(Element-and-box listings)
******
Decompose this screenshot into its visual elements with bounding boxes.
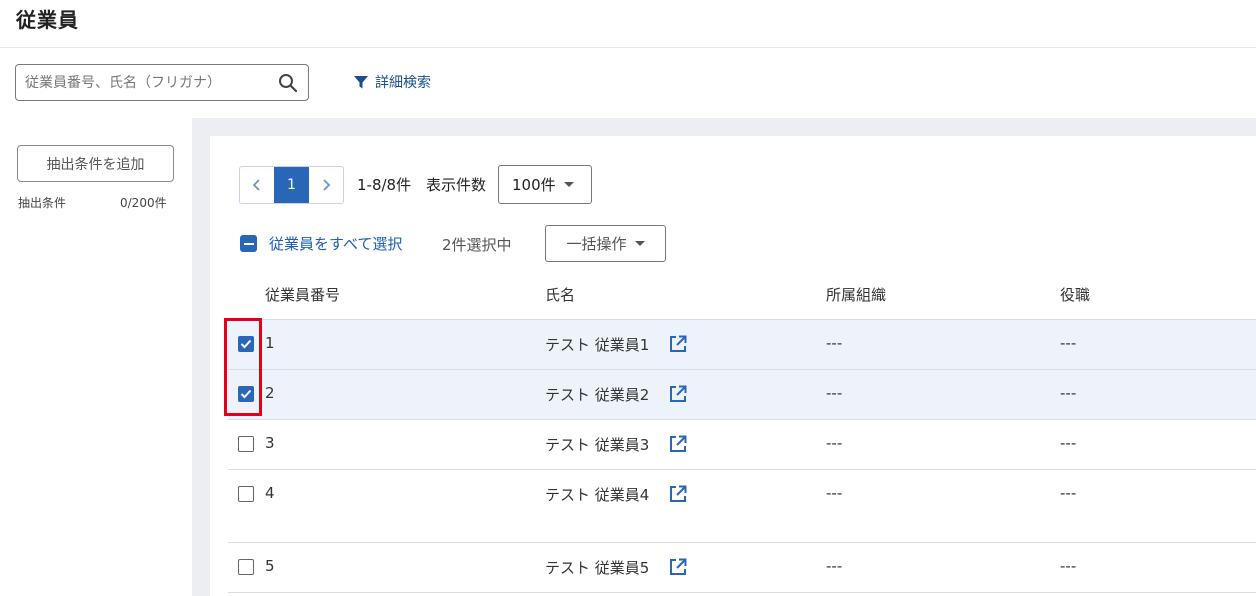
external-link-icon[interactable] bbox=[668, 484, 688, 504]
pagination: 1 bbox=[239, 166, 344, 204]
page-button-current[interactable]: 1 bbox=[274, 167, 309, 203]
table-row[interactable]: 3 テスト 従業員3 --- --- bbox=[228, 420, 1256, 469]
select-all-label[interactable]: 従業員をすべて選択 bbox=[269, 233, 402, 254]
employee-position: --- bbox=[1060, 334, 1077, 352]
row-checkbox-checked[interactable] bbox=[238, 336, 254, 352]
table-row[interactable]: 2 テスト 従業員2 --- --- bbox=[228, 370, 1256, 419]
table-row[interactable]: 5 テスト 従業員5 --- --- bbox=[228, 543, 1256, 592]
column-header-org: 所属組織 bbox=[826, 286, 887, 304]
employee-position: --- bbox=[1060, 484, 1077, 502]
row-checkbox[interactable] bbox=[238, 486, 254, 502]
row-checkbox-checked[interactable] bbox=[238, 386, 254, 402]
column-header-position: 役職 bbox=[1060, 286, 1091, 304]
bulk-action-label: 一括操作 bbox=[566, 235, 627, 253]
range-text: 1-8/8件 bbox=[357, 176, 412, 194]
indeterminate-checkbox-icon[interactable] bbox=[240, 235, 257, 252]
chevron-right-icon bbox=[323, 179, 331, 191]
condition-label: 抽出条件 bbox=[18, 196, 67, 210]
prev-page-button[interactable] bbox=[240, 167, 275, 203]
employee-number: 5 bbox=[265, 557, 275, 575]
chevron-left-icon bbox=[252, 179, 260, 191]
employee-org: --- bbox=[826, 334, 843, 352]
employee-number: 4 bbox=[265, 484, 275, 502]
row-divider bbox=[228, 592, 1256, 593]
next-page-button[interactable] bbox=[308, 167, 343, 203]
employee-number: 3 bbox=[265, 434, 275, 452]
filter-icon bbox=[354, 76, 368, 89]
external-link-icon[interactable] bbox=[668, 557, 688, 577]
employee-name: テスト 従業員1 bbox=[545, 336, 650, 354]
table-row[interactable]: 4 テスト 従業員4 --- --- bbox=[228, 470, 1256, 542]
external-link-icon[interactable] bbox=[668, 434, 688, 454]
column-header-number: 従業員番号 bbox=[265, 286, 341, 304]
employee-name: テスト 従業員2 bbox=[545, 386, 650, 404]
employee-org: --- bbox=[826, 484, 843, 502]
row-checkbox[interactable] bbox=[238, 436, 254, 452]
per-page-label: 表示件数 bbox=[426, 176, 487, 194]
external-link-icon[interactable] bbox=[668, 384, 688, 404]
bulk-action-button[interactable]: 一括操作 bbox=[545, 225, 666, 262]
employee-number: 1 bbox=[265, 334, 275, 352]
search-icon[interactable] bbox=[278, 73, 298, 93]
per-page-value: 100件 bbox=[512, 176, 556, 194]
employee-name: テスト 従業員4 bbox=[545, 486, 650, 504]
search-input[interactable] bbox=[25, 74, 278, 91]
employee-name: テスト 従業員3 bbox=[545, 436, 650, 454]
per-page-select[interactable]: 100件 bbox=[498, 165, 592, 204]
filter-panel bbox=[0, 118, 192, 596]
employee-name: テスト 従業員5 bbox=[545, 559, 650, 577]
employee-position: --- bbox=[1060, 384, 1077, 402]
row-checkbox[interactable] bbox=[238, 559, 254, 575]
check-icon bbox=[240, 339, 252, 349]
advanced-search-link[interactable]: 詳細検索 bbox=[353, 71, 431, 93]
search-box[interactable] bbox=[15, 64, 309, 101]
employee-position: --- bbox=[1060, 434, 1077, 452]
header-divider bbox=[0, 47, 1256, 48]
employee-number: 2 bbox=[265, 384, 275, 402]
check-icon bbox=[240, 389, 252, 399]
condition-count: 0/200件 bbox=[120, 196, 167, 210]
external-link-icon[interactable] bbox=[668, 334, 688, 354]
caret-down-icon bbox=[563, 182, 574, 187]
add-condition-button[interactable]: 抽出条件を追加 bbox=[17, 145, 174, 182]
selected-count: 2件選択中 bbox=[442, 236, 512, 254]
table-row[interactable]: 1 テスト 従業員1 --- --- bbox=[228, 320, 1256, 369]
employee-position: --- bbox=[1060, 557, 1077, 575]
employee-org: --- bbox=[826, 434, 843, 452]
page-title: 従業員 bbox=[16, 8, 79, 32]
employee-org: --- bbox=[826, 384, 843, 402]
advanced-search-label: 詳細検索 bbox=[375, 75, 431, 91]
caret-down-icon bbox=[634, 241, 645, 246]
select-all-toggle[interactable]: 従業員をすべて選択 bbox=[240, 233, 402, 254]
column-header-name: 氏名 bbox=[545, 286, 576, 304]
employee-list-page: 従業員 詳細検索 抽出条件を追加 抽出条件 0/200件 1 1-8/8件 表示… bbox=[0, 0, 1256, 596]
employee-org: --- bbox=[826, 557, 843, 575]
******
### DIRECTIVE
Edit the items above so that every "external-link-icon" becomes "open-link-icon", with all else left unchanged. Omit the pictures from your answer.

### SOLUTION TO THIS EXERCISE
Decompose this screenshot into its visual elements with bounding boxes.
open-link-icon[interactable] bbox=[668, 484, 688, 504]
pagination: 1 bbox=[239, 166, 344, 204]
page-button-current[interactable]: 1 bbox=[274, 167, 309, 203]
table-row[interactable]: 3 テスト 従業員3 --- --- bbox=[228, 420, 1256, 469]
select-all-label[interactable]: 従業員をすべて選択 bbox=[269, 233, 402, 254]
employee-position: --- bbox=[1060, 334, 1077, 352]
row-checkbox-checked[interactable] bbox=[238, 336, 254, 352]
table-row[interactable]: 2 テスト 従業員2 --- --- bbox=[228, 370, 1256, 419]
table-row[interactable]: 5 テスト 従業員5 --- --- bbox=[228, 543, 1256, 592]
column-header-org: 所属組織 bbox=[826, 286, 887, 304]
employee-position: --- bbox=[1060, 484, 1077, 502]
row-checkbox[interactable] bbox=[238, 486, 254, 502]
row-checkbox-checked[interactable] bbox=[238, 386, 254, 402]
column-header-position: 役職 bbox=[1060, 286, 1091, 304]
bulk-action-label: 一括操作 bbox=[566, 235, 627, 253]
range-text: 1-8/8件 bbox=[357, 176, 412, 194]
indeterminate-checkbox-icon[interactable] bbox=[240, 235, 257, 252]
chevron-right-icon bbox=[323, 179, 331, 191]
condition-label: 抽出条件 bbox=[18, 196, 67, 210]
prev-page-button[interactable] bbox=[240, 167, 275, 203]
employee-number: 5 bbox=[265, 557, 275, 575]
chevron-left-icon bbox=[252, 179, 260, 191]
employee-org: --- bbox=[826, 334, 843, 352]
employee-number: 4 bbox=[265, 484, 275, 502]
row-divider bbox=[228, 592, 1256, 593]
next-page-button[interactable] bbox=[308, 167, 343, 203]
employee-number: 3 bbox=[265, 434, 275, 452]
filter-icon bbox=[354, 76, 368, 89]
open-link-icon[interactable] bbox=[668, 557, 688, 577]
employee-name: テスト 従業員1 bbox=[545, 336, 650, 354]
table-row[interactable]: 4 テスト 従業員4 --- --- bbox=[228, 470, 1256, 542]
open-link-icon[interactable] bbox=[668, 434, 688, 454]
column-header-number: 従業員番号 bbox=[265, 286, 341, 304]
employee-name: テスト 従業員2 bbox=[545, 386, 650, 404]
employee-org: --- bbox=[826, 484, 843, 502]
row-checkbox[interactable] bbox=[238, 436, 254, 452]
per-page-label: 表示件数 bbox=[426, 176, 487, 194]
open-link-icon[interactable] bbox=[668, 384, 688, 404]
bulk-action-button[interactable]: 一括操作 bbox=[545, 225, 666, 262]
employee-number: 1 bbox=[265, 334, 275, 352]
search-icon[interactable] bbox=[278, 73, 298, 93]
per-page-value: 100件 bbox=[512, 176, 556, 194]
employee-name: テスト 従業員4 bbox=[545, 486, 650, 504]
search-input[interactable] bbox=[25, 74, 278, 91]
employee-name: テスト 従業員3 bbox=[545, 436, 650, 454]
per-page-select[interactable]: 100件 bbox=[498, 165, 592, 204]
filter-panel bbox=[0, 118, 192, 596]
employee-name: テスト 従業員5 bbox=[545, 559, 650, 577]
employee-position: --- bbox=[1060, 384, 1077, 402]
row-checkbox[interactable] bbox=[238, 559, 254, 575]
check-icon bbox=[240, 339, 252, 349]
advanced-search-link[interactable]: 詳細検索 bbox=[353, 71, 431, 93]
search-box[interactable] bbox=[15, 64, 309, 101]
employee-position: --- bbox=[1060, 434, 1077, 452]
header-divider bbox=[0, 47, 1256, 48]
employee-number: 2 bbox=[265, 384, 275, 402]
check-icon bbox=[240, 389, 252, 399]
condition-count: 0/200件 bbox=[120, 196, 167, 210]
open-link-icon[interactable] bbox=[668, 334, 688, 354]
caret-down-icon bbox=[563, 182, 574, 187]
add-condition-button[interactable]: 抽出条件を追加 bbox=[17, 145, 174, 182]
selected-count: 2件選択中 bbox=[442, 236, 512, 254]
table-row[interactable]: 1 テスト 従業員1 --- --- bbox=[228, 320, 1256, 369]
employee-position: --- bbox=[1060, 557, 1077, 575]
employee-org: --- bbox=[826, 434, 843, 452]
page-title: 従業員 bbox=[16, 8, 79, 32]
employee-org: --- bbox=[826, 384, 843, 402]
advanced-search-label: 詳細検索 bbox=[375, 75, 431, 91]
caret-down-icon bbox=[634, 241, 645, 246]
select-all-toggle[interactable]: 従業員をすべて選択 bbox=[240, 233, 402, 254]
column-header-name: 氏名 bbox=[545, 286, 576, 304]
employee-list-page: 従業員 詳細検索 抽出条件を追加 抽出条件 0/200件 1 1-8/8件 表示… bbox=[0, 0, 1256, 596]
employee-org: --- bbox=[826, 557, 843, 575]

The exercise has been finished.